■ **Description of the task**: Narrow the data below down to the lines containing "structured".

Stored data
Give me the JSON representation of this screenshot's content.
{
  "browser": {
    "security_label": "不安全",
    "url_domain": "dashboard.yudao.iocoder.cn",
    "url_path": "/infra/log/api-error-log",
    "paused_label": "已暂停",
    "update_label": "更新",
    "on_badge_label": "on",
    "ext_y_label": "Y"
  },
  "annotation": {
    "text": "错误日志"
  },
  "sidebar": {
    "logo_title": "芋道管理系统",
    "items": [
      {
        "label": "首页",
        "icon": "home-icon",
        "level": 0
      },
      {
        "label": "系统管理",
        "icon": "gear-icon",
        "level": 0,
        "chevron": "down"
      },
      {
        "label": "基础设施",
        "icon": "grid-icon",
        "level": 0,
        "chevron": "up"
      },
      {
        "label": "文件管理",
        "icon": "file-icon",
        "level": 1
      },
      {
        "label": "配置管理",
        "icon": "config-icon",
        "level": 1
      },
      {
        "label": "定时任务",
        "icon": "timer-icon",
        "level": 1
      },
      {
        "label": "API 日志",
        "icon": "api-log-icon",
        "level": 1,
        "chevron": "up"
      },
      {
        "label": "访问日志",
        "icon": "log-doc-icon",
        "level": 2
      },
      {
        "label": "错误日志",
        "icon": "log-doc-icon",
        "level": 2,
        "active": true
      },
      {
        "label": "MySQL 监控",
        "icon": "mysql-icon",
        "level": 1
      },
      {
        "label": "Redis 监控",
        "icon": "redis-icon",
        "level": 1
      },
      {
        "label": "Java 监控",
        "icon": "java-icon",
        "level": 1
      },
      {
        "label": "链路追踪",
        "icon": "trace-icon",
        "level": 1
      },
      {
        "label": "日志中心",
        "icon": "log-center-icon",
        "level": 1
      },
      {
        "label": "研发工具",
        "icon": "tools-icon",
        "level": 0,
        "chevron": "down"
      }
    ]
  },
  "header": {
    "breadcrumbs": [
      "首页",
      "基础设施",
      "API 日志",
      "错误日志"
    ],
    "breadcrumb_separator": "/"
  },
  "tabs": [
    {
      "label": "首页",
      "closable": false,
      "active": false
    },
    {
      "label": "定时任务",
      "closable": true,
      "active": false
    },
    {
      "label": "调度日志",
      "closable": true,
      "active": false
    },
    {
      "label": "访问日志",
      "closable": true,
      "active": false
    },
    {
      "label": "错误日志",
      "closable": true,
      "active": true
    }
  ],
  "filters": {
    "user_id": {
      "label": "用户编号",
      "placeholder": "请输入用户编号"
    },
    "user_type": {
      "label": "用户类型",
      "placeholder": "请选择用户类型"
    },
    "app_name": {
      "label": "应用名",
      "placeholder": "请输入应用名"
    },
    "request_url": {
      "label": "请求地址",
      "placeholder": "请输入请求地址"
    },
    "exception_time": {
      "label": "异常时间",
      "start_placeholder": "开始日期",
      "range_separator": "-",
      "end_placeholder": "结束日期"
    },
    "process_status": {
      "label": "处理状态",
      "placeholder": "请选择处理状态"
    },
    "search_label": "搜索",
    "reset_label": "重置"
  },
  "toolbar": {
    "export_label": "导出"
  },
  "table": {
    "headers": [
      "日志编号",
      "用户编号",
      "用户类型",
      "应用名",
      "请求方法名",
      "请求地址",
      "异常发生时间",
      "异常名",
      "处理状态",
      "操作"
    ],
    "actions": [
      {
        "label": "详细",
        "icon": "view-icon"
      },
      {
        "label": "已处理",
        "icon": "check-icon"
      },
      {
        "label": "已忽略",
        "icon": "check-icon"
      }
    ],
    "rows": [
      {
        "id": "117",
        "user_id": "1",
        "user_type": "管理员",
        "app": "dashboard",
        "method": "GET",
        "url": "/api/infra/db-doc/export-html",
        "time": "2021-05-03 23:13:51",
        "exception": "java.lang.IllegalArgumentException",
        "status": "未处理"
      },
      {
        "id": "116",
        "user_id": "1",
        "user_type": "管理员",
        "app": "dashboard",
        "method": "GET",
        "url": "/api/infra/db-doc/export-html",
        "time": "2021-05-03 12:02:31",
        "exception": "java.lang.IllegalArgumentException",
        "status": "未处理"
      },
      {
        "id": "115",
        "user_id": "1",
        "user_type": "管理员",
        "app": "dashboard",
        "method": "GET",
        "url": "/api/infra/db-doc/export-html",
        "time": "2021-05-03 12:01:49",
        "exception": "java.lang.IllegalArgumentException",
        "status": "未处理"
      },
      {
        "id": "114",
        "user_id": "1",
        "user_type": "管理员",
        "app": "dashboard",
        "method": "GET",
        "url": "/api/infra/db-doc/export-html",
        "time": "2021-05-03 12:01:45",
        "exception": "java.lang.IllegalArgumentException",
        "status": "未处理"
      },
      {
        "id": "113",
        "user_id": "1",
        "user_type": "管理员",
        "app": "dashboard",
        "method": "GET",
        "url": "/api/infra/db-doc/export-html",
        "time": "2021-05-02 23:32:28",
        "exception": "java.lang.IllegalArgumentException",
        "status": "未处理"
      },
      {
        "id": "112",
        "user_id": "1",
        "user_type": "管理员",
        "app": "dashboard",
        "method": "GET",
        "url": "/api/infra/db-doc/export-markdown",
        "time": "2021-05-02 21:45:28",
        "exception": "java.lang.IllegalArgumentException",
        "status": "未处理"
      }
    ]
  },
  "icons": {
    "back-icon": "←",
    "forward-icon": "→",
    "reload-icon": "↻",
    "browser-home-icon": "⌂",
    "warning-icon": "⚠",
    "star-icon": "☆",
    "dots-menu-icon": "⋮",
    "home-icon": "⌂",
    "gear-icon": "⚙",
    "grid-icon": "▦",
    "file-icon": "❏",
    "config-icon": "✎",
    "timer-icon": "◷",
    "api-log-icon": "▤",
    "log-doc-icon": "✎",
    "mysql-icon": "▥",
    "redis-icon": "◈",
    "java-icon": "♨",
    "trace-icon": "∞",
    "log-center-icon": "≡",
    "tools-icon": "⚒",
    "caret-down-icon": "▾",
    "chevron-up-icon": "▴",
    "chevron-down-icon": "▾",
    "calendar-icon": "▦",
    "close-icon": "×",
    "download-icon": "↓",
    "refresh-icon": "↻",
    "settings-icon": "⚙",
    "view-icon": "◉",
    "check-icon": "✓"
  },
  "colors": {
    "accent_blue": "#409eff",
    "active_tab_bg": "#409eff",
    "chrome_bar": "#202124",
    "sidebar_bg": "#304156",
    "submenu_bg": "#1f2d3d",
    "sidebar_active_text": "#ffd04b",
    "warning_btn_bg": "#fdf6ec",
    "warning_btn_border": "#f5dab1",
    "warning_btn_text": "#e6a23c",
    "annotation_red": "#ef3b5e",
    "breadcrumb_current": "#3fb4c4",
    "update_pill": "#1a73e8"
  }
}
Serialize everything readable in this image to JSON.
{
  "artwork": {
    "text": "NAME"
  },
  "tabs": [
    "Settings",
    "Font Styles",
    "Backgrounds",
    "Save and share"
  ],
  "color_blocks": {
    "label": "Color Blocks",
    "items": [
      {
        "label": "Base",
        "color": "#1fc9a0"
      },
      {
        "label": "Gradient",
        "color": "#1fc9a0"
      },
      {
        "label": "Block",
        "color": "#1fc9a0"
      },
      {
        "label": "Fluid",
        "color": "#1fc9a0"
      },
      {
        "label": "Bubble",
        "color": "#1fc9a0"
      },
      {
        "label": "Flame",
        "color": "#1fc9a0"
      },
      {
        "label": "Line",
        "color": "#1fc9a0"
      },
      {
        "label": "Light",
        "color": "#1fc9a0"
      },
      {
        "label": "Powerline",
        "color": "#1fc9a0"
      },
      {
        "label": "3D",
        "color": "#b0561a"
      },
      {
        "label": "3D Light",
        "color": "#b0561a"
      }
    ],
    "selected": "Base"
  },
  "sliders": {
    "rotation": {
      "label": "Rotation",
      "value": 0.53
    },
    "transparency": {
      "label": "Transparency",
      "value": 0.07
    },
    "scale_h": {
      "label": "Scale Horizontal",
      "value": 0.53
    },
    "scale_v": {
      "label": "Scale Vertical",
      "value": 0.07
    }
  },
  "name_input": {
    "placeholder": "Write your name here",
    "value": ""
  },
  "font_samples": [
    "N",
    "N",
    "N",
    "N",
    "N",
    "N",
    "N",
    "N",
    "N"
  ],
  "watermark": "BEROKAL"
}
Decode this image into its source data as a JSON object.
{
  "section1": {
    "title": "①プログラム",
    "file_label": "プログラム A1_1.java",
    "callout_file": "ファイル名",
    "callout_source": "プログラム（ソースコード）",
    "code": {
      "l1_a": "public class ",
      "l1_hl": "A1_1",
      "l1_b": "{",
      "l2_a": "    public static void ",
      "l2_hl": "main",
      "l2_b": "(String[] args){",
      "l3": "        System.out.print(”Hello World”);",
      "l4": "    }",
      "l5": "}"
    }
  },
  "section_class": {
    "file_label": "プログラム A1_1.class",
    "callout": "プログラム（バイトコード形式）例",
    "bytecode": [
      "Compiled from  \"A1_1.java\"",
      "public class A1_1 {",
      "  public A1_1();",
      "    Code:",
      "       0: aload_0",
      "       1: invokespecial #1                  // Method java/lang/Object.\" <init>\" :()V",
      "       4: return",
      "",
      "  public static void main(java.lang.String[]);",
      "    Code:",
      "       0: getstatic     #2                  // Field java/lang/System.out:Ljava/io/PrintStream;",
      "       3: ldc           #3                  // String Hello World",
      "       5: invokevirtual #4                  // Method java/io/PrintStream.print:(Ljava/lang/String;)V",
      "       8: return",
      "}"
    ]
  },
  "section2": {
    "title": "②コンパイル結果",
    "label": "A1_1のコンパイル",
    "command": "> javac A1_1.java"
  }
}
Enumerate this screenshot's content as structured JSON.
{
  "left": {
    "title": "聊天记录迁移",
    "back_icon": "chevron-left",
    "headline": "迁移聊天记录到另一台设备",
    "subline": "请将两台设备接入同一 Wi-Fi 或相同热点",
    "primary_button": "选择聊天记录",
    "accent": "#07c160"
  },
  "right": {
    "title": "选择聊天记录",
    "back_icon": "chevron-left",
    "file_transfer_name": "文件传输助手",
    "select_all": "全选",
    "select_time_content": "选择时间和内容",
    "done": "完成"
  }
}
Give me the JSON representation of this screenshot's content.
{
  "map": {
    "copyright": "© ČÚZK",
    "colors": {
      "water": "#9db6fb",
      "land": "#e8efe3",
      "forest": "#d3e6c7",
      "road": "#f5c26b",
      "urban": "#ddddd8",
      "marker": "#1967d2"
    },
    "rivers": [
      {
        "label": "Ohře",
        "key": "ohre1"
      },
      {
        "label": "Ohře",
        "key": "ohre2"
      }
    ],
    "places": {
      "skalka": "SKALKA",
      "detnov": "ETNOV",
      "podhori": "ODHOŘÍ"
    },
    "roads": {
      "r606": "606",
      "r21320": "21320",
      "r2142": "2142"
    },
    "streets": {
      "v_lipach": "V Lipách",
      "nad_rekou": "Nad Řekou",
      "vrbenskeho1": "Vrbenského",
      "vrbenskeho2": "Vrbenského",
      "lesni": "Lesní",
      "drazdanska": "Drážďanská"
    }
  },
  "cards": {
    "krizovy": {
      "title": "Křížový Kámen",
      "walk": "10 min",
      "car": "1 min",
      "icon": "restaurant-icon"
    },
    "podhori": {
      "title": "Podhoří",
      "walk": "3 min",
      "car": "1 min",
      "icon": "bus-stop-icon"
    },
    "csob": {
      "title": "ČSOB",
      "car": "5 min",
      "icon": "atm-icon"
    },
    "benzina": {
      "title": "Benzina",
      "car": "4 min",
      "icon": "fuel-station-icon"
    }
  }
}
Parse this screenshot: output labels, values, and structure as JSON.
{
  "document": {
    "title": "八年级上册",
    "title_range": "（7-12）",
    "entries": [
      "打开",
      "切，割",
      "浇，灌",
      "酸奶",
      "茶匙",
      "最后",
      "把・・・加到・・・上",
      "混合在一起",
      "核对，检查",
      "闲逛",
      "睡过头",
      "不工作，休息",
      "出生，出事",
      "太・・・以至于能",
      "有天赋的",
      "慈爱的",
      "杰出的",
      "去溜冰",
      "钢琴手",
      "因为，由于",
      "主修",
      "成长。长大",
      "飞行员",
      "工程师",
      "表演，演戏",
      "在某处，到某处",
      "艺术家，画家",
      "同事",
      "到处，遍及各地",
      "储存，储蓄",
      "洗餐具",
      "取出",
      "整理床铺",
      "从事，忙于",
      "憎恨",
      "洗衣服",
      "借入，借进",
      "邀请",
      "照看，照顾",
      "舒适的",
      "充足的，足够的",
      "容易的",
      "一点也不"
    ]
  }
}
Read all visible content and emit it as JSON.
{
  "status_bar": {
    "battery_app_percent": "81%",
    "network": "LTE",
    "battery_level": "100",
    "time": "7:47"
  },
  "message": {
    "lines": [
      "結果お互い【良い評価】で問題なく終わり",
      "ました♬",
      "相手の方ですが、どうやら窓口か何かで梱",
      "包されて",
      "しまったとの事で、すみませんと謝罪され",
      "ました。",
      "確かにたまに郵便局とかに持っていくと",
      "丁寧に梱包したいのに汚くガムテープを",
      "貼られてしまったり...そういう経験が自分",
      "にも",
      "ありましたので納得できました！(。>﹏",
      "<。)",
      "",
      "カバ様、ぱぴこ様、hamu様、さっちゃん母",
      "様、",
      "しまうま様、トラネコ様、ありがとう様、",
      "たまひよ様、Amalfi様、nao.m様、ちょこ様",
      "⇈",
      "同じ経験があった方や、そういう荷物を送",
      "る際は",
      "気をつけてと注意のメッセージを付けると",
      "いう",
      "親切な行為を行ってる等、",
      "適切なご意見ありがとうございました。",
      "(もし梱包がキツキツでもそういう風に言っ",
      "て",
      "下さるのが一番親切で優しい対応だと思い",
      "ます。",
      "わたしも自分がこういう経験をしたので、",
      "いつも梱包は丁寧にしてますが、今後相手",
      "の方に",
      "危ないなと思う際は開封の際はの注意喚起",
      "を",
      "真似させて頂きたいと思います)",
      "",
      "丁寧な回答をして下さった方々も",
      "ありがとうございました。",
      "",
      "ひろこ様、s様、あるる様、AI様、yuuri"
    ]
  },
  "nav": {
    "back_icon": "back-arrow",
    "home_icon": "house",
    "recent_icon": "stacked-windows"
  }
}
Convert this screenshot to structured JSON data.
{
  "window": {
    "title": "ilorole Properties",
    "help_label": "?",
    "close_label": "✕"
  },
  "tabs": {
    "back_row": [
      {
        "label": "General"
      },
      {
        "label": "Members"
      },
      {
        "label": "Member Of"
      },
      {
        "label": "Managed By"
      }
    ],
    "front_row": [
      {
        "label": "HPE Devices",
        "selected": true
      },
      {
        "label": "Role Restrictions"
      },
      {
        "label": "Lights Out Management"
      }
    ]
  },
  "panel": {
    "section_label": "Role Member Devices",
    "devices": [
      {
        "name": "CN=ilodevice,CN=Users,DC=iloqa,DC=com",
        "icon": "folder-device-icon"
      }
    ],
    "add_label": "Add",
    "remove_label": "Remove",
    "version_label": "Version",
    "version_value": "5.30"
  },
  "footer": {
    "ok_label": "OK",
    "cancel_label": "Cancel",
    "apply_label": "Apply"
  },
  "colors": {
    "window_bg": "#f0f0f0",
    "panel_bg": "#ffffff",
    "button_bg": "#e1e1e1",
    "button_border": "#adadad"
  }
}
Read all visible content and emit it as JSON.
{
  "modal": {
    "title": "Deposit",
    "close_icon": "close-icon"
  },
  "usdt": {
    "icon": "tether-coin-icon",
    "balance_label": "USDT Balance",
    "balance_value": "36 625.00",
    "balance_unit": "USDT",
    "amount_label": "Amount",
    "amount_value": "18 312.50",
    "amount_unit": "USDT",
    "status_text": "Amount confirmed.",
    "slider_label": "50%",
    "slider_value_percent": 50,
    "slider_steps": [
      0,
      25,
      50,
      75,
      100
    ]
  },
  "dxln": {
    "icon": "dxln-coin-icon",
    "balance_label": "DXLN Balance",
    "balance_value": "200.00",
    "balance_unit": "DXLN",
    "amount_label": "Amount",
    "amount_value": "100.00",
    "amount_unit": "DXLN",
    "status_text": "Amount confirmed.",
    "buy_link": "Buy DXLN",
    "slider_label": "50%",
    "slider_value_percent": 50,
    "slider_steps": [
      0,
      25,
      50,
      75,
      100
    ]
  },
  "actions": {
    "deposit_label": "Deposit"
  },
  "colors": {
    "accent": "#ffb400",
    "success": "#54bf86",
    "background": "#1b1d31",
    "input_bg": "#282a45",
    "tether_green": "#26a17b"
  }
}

■ **Exercise output**:
Enumerate this screenshot's content as structured JSON.
Convert this screenshot to structured JSON data.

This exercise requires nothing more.